◆ Dataset entries on figures
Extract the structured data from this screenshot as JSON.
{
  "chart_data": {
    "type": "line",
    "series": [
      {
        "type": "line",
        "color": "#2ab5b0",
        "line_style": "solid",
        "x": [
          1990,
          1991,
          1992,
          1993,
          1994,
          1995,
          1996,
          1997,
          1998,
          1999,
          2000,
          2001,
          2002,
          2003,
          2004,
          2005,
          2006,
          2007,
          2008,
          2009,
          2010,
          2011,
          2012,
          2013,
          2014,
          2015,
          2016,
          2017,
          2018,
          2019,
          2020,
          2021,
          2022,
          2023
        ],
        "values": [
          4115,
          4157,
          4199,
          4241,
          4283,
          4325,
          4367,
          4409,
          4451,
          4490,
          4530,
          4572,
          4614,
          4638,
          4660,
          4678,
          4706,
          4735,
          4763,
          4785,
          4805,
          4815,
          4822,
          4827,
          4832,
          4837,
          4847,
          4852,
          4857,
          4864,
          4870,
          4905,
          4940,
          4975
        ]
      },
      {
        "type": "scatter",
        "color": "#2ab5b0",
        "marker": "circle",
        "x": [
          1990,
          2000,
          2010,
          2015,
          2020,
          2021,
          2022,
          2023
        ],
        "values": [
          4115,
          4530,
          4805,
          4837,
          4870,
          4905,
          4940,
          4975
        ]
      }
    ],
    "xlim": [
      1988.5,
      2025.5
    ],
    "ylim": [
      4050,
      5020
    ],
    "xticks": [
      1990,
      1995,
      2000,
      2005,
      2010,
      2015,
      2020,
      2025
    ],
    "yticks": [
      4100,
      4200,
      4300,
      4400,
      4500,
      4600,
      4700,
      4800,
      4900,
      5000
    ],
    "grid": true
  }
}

◆ TASK DIRECTIONS
Every entry needs to be retyped exactly.

◆ REPLY
Extract the structured data from this screenshot as JSON.
{
  "chart_data": {
    "type": "line",
    "series": [
      {
        "type": "line",
        "color": "#2ab5b0",
        "line_style": "solid",
        "x": [
          1990,
          1991,
          1992,
          1993,
          1994,
          1995,
          1996,
          1997,
          1998,
          1999,
          2000,
          2001,
          2002,
          2003,
          2004,
          2005,
          2006,
          2007,
          2008,
          2009,
          2010,
          2011,
          2012,
          2013,
          2014,
          2015,
          2016,
          2017,
          2018,
          2019,
          2020,
          2021,
          2022,
          2023
        ],
        "values": [
          4115,
          4157,
          4199,
          4241,
          4283,
          4325,
          4367,
          4409,
          4451,
          4490,
          4530,
          4572,
          4614,
          4638,
          4660,
          4678,
          4706,
          4735,
          4763,
          4785,
          4805,
          4815,
          4822,
          4827,
          4832,
          4837,
          4847,
          4852,
          4857,
          4864,
          4870,
          4905,
          4940,
          4975
        ]
      },
      {
        "type": "scatter",
        "color": "#2ab5b0",
        "marker": "circle",
        "x": [
          1990,
          2000,
          2010,
          2015,
          2020,
          2021,
          2022,
          2023
        ],
        "values": [
          4115,
          4530,
          4805,
          4837,
          4870,
          4905,
          4940,
          4975
        ]
      }
    ],
    "xlim": [
      1988.5,
      2025.5
    ],
    "ylim": [
      4050,
      5020
    ],
    "xticks": [
      1990,
      1995,
      2000,
      2005,
      2010,
      2015,
      2020,
      2025
    ],
    "yticks": [
      4100,
      4200,
      4300,
      4400,
      4500,
      4600,
      4700,
      4800,
      4900,
      5000
    ],
    "grid": true
  }
}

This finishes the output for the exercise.